(begin)

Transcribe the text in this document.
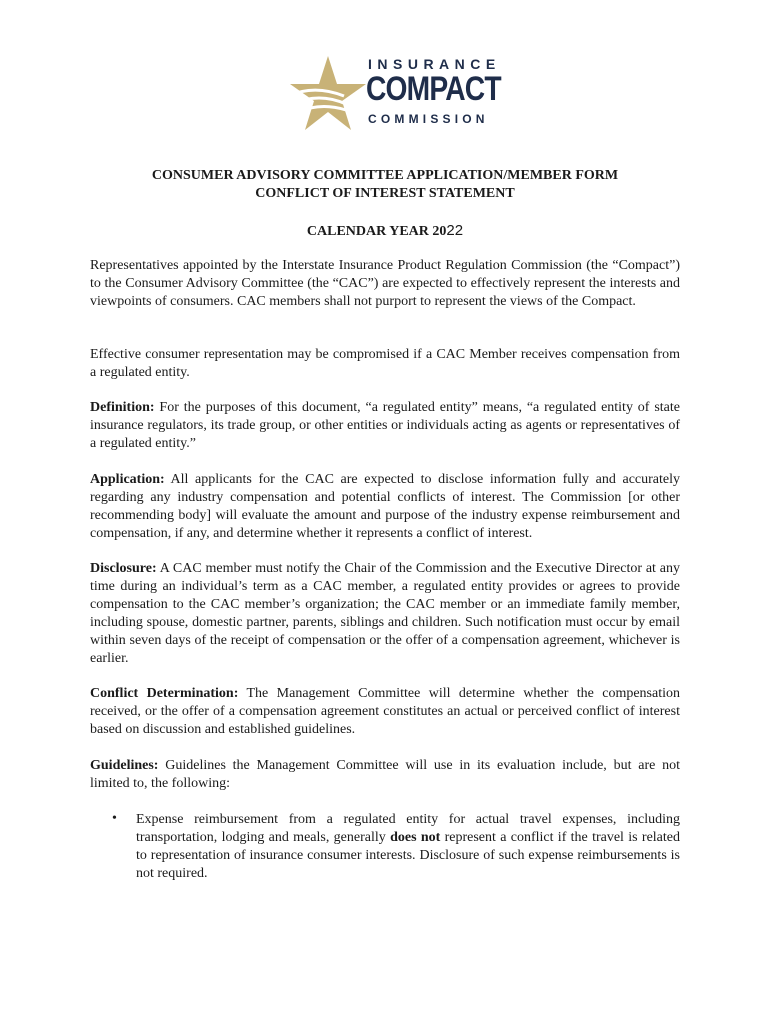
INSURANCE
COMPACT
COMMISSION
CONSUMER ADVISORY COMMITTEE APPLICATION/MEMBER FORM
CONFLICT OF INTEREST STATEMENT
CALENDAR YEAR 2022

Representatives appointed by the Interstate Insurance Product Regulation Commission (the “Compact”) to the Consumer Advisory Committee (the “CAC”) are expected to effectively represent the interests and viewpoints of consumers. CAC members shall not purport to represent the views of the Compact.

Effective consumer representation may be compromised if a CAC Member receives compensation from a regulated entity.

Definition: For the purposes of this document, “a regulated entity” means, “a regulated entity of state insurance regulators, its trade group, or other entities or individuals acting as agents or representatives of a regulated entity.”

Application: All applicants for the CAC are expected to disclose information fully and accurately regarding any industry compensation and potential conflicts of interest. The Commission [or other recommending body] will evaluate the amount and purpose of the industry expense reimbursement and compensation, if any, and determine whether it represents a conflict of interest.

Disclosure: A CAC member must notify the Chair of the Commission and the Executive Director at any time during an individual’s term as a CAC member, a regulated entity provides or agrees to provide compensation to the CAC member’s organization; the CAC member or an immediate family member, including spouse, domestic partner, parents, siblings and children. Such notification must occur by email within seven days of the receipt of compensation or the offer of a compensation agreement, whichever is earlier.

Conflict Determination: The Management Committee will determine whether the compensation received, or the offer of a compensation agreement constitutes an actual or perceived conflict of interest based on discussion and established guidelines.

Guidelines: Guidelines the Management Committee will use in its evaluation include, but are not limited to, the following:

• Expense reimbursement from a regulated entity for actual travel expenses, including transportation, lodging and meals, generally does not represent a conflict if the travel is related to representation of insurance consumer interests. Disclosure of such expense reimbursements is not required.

(end)

GOAL OF THE EXERCISE — Filter the entries down to the lines with the word "offer" in them.

SOLUTION FOR THIS PROBLEM —
Disclosure: A CAC member must notify the Chair of the Commission and the Executive Director at any time during an individual’s term as a CAC member, a regulated entity provides or agrees to provide compensation to the CAC member’s organization; the CAC member or an immediate family member, including spouse, domestic partner, parents, siblings and children. Such notification must occur by email within seven days of the receipt of compensation or the offer of a compensation agreement, whichever is earlier.
Conflict Determination: The Management Committee will determine whether the compensation received, or the offer of a compensation agreement constitutes an actual or perceived conflict of interest based on discussion and established guidelines.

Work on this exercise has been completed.